Task directions: Reproduce all of the records exactly.

Excerpted data:

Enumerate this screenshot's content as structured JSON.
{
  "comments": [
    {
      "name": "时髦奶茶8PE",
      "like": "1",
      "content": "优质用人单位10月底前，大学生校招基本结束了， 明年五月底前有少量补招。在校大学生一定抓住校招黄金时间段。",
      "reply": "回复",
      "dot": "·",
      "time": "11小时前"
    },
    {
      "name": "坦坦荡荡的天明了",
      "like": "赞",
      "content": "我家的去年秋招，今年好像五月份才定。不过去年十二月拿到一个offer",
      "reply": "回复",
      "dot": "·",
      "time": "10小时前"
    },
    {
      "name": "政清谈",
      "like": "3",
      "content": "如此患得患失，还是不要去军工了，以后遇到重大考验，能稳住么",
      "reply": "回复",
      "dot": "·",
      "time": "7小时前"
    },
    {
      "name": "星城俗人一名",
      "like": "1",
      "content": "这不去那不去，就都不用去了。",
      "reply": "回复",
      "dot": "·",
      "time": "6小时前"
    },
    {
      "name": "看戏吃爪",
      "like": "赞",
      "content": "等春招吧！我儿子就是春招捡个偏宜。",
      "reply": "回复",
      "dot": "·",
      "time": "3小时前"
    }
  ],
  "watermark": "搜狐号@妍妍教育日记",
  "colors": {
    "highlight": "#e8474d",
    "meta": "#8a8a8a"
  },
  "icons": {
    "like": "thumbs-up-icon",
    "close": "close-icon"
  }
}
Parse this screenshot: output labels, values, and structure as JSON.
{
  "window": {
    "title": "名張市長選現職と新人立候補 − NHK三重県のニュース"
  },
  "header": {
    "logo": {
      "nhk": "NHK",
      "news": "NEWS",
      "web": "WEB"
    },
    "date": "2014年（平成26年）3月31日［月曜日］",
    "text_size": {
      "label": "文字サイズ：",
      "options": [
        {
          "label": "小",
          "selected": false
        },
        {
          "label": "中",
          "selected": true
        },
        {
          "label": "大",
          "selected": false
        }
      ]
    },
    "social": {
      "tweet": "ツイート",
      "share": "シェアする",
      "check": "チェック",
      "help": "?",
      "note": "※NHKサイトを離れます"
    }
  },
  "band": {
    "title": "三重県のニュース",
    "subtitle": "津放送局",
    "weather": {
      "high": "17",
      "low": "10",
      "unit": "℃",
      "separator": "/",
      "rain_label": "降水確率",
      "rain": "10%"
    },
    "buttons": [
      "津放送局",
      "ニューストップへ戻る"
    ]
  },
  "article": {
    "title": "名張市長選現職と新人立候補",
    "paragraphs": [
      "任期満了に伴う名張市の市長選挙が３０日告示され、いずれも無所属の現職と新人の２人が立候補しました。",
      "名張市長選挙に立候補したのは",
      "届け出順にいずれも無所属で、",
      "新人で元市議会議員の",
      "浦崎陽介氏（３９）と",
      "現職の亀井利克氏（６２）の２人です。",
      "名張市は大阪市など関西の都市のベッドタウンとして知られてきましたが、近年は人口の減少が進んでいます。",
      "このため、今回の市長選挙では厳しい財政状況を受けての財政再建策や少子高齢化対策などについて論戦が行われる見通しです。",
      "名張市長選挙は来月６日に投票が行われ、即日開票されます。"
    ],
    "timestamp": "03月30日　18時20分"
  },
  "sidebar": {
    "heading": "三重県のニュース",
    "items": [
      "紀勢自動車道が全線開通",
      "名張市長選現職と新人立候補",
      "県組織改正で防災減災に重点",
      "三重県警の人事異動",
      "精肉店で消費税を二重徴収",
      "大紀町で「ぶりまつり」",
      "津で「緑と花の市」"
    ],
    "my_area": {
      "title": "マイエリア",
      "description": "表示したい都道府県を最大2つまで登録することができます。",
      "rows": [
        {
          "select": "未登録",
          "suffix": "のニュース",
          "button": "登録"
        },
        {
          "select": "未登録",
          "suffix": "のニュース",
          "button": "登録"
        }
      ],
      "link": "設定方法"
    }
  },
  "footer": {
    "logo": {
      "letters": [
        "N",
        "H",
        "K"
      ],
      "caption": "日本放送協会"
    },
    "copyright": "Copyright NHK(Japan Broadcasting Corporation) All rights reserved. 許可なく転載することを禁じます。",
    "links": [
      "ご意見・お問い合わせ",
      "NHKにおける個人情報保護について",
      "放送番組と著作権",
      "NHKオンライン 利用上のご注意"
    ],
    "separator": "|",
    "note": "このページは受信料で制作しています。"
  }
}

Exercise solution:
Enumerate this screenshot's content as structured JSON.
{
  "comments": [
    {
      "name": "时髦奶茶8PE",
      "like": "1",
      "content": "优质用人单位10月底前，大学生校招基本结束了， 明年五月底前有少量补招。在校大学生一定抓住校招黄金时间段。",
      "reply": "回复",
      "dot": "·",
      "time": "11小时前"
    },
    {
      "name": "坦坦荡荡的天明了",
      "like": "赞",
      "content": "我家的去年秋招，今年好像五月份才定。不过去年十二月拿到一个offer",
      "reply": "回复",
      "dot": "·",
      "time": "10小时前"
    },
    {
      "name": "政清谈",
      "like": "3",
      "content": "如此患得患失，还是不要去军工了，以后遇到重大考验，能稳住么",
      "reply": "回复",
      "dot": "·",
      "time": "7小时前"
    },
    {
      "name": "星城俗人一名",
      "like": "1",
      "content": "这不去那不去，就都不用去了。",
      "reply": "回复",
      "dot": "·",
      "time": "6小时前"
    },
    {
      "name": "看戏吃爪",
      "like": "赞",
      "content": "等春招吧！我儿子就是春招捡个偏宜。",
      "reply": "回复",
      "dot": "·",
      "time": "3小时前"
    }
  ],
  "watermark": "搜狐号@妍妍教育日记",
  "colors": {
    "highlight": "#e8474d",
    "meta": "#8a8a8a"
  },
  "icons": {
    "like": "thumbs-up-icon",
    "close": "close-icon"
  }
}
Parse this screenshot: output labels, values, and structure as JSON.
{
  "window": {
    "title": "名張市長選現職と新人立候補 − NHK三重県のニュース"
  },
  "header": {
    "logo": {
      "nhk": "NHK",
      "news": "NEWS",
      "web": "WEB"
    },
    "date": "2014年（平成26年）3月31日［月曜日］",
    "text_size": {
      "label": "文字サイズ：",
      "options": [
        {
          "label": "小",
          "selected": false
        },
        {
          "label": "中",
          "selected": true
        },
        {
          "label": "大",
          "selected": false
        }
      ]
    },
    "social": {
      "tweet": "ツイート",
      "share": "シェアする",
      "check": "チェック",
      "help": "?",
      "note": "※NHKサイトを離れます"
    }
  },
  "band": {
    "title": "三重県のニュース",
    "subtitle": "津放送局",
    "weather": {
      "high": "17",
      "low": "10",
      "unit": "℃",
      "separator": "/",
      "rain_label": "降水確率",
      "rain": "10%"
    },
    "buttons": [
      "津放送局",
      "ニューストップへ戻る"
    ]
  },
  "article": {
    "title": "名張市長選現職と新人立候補",
    "paragraphs": [
      "任期満了に伴う名張市の市長選挙が３０日告示され、いずれも無所属の現職と新人の２人が立候補しました。",
      "名張市長選挙に立候補したのは",
      "届け出順にいずれも無所属で、",
      "新人で元市議会議員の",
      "浦崎陽介氏（３９）と",
      "現職の亀井利克氏（６２）の２人です。",
      "名張市は大阪市など関西の都市のベッドタウンとして知られてきましたが、近年は人口の減少が進んでいます。",
      "このため、今回の市長選挙では厳しい財政状況を受けての財政再建策や少子高齢化対策などについて論戦が行われる見通しです。",
      "名張市長選挙は来月６日に投票が行われ、即日開票されます。"
    ],
    "timestamp": "03月30日　18時20分"
  },
  "sidebar": {
    "heading": "三重県のニュース",
    "items": [
      "紀勢自動車道が全線開通",
      "名張市長選現職と新人立候補",
      "県組織改正で防災減災に重点",
      "三重県警の人事異動",
      "精肉店で消費税を二重徴収",
      "大紀町で「ぶりまつり」",
      "津で「緑と花の市」"
    ],
    "my_area": {
      "title": "マイエリア",
      "description": "表示したい都道府県を最大2つまで登録することができます。",
      "rows": [
        {
          "select": "未登録",
          "suffix": "のニュース",
          "button": "登録"
        },
        {
          "select": "未登録",
          "suffix": "のニュース",
          "button": "登録"
        }
      ],
      "link": "設定方法"
    }
  },
  "footer": {
    "logo": {
      "letters": [
        "N",
        "H",
        "K"
      ],
      "caption": "日本放送協会"
    },
    "copyright": "Copyright NHK(Japan Broadcasting Corporation) All rights reserved. 許可なく転載することを禁じます。",
    "links": [
      "ご意見・お問い合わせ",
      "NHKにおける個人情報保護について",
      "放送番組と著作権",
      "NHKオンライン 利用上のご注意"
    ],
    "separator": "|",
    "note": "このページは受信料で制作しています。"
  }
}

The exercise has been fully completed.